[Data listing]
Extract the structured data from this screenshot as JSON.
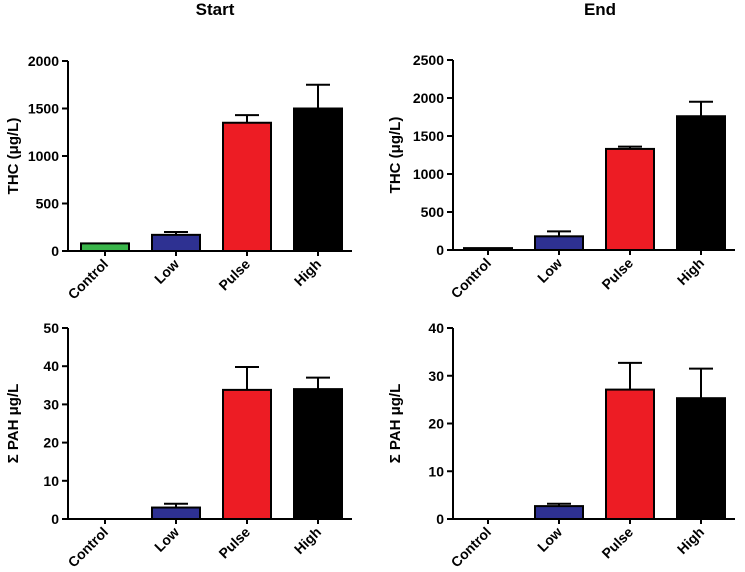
{
  "column_titles": [
    "Start",
    "End"
  ],
  "colors": {
    "Control": "#3ab54a",
    "Low": "#2e3192",
    "Pulse": "#ed1c24",
    "High": "#000000",
    "axis": "#000000"
  },
  "chart_data": [
    {
      "type": "bar",
      "title": "Start",
      "ylabel": "THC (μg/L)",
      "categories": [
        "Control",
        "Low",
        "Pulse",
        "High"
      ],
      "values": [
        80,
        170,
        1350,
        1500
      ],
      "errors": [
        0,
        30,
        80,
        250
      ],
      "ylim": [
        0,
        2000
      ],
      "yticks": [
        0,
        500,
        1000,
        1500,
        2000
      ]
    },
    {
      "type": "bar",
      "title": "End",
      "ylabel": "THC (μg/L)",
      "categories": [
        "Control",
        "Low",
        "Pulse",
        "High"
      ],
      "values": [
        25,
        180,
        1330,
        1760
      ],
      "errors": [
        0,
        65,
        30,
        190
      ],
      "ylim": [
        0,
        2500
      ],
      "yticks": [
        0,
        500,
        1000,
        1500,
        2000,
        2500
      ]
    },
    {
      "type": "bar",
      "title": "Start",
      "ylabel": "Σ PAH μg/L",
      "categories": [
        "Control",
        "Low",
        "Pulse",
        "High"
      ],
      "values": [
        0,
        3,
        33.8,
        34
      ],
      "errors": [
        0,
        1,
        6,
        3
      ],
      "ylim": [
        0,
        50
      ],
      "yticks": [
        0,
        10,
        20,
        30,
        40,
        50
      ]
    },
    {
      "type": "bar",
      "title": "End",
      "ylabel": "Σ PAH μg/L",
      "categories": [
        "Control",
        "Low",
        "Pulse",
        "High"
      ],
      "values": [
        0,
        2.7,
        27.1,
        25.3
      ],
      "errors": [
        0,
        0.5,
        5.6,
        6.2
      ],
      "ylim": [
        0,
        40
      ],
      "yticks": [
        0,
        10,
        20,
        30,
        40
      ]
    }
  ]
}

» **Stated exercise**: All the records need to be repeated exactly, with the images dropped.

» **Correct response**:
Extract the structured data from this screenshot as JSON.
{
  "column_titles": [
    "Start",
    "End"
  ],
  "colors": {
    "Control": "#3ab54a",
    "Low": "#2e3192",
    "Pulse": "#ed1c24",
    "High": "#000000",
    "axis": "#000000"
  },
  "chart_data": [
    {
      "type": "bar",
      "title": "Start",
      "ylabel": "THC (μg/L)",
      "categories": [
        "Control",
        "Low",
        "Pulse",
        "High"
      ],
      "values": [
        80,
        170,
        1350,
        1500
      ],
      "errors": [
        0,
        30,
        80,
        250
      ],
      "ylim": [
        0,
        2000
      ],
      "yticks": [
        0,
        500,
        1000,
        1500,
        2000
      ]
    },
    {
      "type": "bar",
      "title": "End",
      "ylabel": "THC (μg/L)",
      "categories": [
        "Control",
        "Low",
        "Pulse",
        "High"
      ],
      "values": [
        25,
        180,
        1330,
        1760
      ],
      "errors": [
        0,
        65,
        30,
        190
      ],
      "ylim": [
        0,
        2500
      ],
      "yticks": [
        0,
        500,
        1000,
        1500,
        2000,
        2500
      ]
    },
    {
      "type": "bar",
      "title": "Start",
      "ylabel": "Σ PAH μg/L",
      "categories": [
        "Control",
        "Low",
        "Pulse",
        "High"
      ],
      "values": [
        0,
        3,
        33.8,
        34
      ],
      "errors": [
        0,
        1,
        6,
        3
      ],
      "ylim": [
        0,
        50
      ],
      "yticks": [
        0,
        10,
        20,
        30,
        40,
        50
      ]
    },
    {
      "type": "bar",
      "title": "End",
      "ylabel": "Σ PAH μg/L",
      "categories": [
        "Control",
        "Low",
        "Pulse",
        "High"
      ],
      "values": [
        0,
        2.7,
        27.1,
        25.3
      ],
      "errors": [
        0,
        0.5,
        5.6,
        6.2
      ],
      "ylim": [
        0,
        40
      ],
      "yticks": [
        0,
        10,
        20,
        30,
        40
      ]
    }
  ]
}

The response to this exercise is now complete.